__Records__:
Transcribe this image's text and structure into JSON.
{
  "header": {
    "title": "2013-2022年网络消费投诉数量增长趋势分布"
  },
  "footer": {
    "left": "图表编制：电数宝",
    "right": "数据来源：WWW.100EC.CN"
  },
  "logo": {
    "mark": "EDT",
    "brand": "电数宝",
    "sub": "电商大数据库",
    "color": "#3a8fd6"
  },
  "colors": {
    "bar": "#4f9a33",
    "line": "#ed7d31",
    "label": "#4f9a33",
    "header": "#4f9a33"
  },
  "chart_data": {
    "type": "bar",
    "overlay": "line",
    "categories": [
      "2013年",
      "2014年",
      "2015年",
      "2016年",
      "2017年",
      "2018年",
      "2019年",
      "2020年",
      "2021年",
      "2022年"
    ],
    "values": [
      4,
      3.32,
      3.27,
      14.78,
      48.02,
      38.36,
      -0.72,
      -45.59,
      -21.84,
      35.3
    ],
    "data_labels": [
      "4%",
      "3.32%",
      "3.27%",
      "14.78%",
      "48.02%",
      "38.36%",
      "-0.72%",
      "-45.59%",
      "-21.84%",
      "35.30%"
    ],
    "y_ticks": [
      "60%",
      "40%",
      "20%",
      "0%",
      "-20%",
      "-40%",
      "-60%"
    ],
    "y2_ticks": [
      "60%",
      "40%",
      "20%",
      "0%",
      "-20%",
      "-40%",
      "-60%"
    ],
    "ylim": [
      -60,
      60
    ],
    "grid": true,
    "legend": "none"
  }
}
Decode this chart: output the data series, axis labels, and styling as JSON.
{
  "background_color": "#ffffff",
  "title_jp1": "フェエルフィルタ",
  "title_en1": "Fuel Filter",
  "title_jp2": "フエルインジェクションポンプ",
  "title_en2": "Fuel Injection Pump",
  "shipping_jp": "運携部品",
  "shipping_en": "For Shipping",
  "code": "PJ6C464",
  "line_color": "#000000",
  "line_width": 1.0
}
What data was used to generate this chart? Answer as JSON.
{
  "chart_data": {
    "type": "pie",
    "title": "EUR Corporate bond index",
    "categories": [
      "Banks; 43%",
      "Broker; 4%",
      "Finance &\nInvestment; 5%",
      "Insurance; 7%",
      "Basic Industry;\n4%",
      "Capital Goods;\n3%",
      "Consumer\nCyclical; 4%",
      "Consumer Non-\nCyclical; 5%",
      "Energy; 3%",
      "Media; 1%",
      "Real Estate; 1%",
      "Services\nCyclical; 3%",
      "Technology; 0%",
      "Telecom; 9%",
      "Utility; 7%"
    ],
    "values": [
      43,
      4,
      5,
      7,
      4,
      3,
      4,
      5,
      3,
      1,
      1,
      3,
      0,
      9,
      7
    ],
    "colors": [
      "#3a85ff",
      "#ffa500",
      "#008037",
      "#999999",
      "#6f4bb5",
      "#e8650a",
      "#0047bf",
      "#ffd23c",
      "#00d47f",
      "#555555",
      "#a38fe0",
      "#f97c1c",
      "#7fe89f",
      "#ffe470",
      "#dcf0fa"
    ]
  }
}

__What the exercise asks__:
Type out the whole listing above again, exactly as it stands.

__Exercise response__:
Transcribe this image's text and structure into JSON.
{
  "header": {
    "title": "2013-2022年网络消费投诉数量增长趋势分布"
  },
  "footer": {
    "left": "图表编制：电数宝",
    "right": "数据来源：WWW.100EC.CN"
  },
  "logo": {
    "mark": "EDT",
    "brand": "电数宝",
    "sub": "电商大数据库",
    "color": "#3a8fd6"
  },
  "colors": {
    "bar": "#4f9a33",
    "line": "#ed7d31",
    "label": "#4f9a33",
    "header": "#4f9a33"
  },
  "chart_data": {
    "type": "bar",
    "overlay": "line",
    "categories": [
      "2013年",
      "2014年",
      "2015年",
      "2016年",
      "2017年",
      "2018年",
      "2019年",
      "2020年",
      "2021年",
      "2022年"
    ],
    "values": [
      4,
      3.32,
      3.27,
      14.78,
      48.02,
      38.36,
      -0.72,
      -45.59,
      -21.84,
      35.3
    ],
    "data_labels": [
      "4%",
      "3.32%",
      "3.27%",
      "14.78%",
      "48.02%",
      "38.36%",
      "-0.72%",
      "-45.59%",
      "-21.84%",
      "35.30%"
    ],
    "y_ticks": [
      "60%",
      "40%",
      "20%",
      "0%",
      "-20%",
      "-40%",
      "-60%"
    ],
    "y2_ticks": [
      "60%",
      "40%",
      "20%",
      "0%",
      "-20%",
      "-40%",
      "-60%"
    ],
    "ylim": [
      -60,
      60
    ],
    "grid": true,
    "legend": "none"
  }
}
Decode this chart: output the data series, axis labels, and styling as JSON.
{
  "background_color": "#ffffff",
  "title_jp1": "フェエルフィルタ",
  "title_en1": "Fuel Filter",
  "title_jp2": "フエルインジェクションポンプ",
  "title_en2": "Fuel Injection Pump",
  "shipping_jp": "運携部品",
  "shipping_en": "For Shipping",
  "code": "PJ6C464",
  "line_color": "#000000",
  "line_width": 1.0
}
What data was used to generate this chart? Answer as JSON.
{
  "chart_data": {
    "type": "pie",
    "title": "EUR Corporate bond index",
    "categories": [
      "Banks; 43%",
      "Broker; 4%",
      "Finance &\nInvestment; 5%",
      "Insurance; 7%",
      "Basic Industry;\n4%",
      "Capital Goods;\n3%",
      "Consumer\nCyclical; 4%",
      "Consumer Non-\nCyclical; 5%",
      "Energy; 3%",
      "Media; 1%",
      "Real Estate; 1%",
      "Services\nCyclical; 3%",
      "Technology; 0%",
      "Telecom; 9%",
      "Utility; 7%"
    ],
    "values": [
      43,
      4,
      5,
      7,
      4,
      3,
      4,
      5,
      3,
      1,
      1,
      3,
      0,
      9,
      7
    ],
    "colors": [
      "#3a85ff",
      "#ffa500",
      "#008037",
      "#999999",
      "#6f4bb5",
      "#e8650a",
      "#0047bf",
      "#ffd23c",
      "#00d47f",
      "#555555",
      "#a38fe0",
      "#f97c1c",
      "#7fe89f",
      "#ffe470",
      "#dcf0fa"
    ]
  }
}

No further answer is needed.